[BEGIN]

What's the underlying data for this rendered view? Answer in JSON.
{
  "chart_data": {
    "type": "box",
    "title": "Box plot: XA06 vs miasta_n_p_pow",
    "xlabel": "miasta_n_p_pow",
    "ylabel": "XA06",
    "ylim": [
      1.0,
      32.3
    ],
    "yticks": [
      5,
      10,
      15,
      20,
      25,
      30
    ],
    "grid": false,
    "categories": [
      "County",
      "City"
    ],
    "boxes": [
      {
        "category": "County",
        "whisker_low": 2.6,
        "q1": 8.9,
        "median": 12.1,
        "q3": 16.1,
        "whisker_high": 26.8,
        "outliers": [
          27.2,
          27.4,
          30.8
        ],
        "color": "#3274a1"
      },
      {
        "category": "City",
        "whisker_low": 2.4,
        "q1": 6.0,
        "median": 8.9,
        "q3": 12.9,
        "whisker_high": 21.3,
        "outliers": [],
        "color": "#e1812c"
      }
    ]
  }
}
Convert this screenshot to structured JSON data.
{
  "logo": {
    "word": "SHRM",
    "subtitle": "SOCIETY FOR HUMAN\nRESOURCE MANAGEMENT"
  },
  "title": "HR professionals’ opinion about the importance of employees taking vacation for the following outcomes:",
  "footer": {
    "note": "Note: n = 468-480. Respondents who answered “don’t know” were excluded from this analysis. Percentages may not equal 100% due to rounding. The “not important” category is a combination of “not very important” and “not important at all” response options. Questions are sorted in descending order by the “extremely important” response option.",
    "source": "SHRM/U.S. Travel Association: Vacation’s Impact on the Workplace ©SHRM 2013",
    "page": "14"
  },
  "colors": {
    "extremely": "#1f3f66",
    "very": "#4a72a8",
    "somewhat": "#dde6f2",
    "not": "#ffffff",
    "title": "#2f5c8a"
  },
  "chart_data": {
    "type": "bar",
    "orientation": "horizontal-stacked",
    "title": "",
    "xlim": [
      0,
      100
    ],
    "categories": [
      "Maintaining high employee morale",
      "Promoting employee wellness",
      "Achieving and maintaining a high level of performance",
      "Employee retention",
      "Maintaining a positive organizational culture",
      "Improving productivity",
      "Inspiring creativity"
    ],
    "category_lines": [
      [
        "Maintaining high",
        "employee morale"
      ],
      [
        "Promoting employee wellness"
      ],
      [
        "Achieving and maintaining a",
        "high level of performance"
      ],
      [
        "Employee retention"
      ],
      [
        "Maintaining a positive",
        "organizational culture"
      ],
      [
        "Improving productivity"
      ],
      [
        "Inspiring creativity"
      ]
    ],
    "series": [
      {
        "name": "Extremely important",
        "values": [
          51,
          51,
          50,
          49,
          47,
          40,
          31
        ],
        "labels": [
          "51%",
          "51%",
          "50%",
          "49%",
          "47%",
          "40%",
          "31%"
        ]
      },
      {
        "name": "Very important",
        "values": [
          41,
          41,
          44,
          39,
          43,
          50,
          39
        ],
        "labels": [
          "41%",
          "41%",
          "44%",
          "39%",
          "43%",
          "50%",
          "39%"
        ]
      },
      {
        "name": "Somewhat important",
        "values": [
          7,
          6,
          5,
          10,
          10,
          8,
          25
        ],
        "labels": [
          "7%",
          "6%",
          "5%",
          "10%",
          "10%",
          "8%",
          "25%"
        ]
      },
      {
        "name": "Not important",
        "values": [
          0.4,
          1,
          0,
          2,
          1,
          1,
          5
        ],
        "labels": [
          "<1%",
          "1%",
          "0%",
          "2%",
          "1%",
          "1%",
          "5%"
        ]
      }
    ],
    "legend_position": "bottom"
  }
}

[END]

DIRECTION: Pick out the lines above containing the word "Promoting", then copy them.

COMPLETE ANSWER:
      "Promoting employee wellness",
        "Promoting employee wellness"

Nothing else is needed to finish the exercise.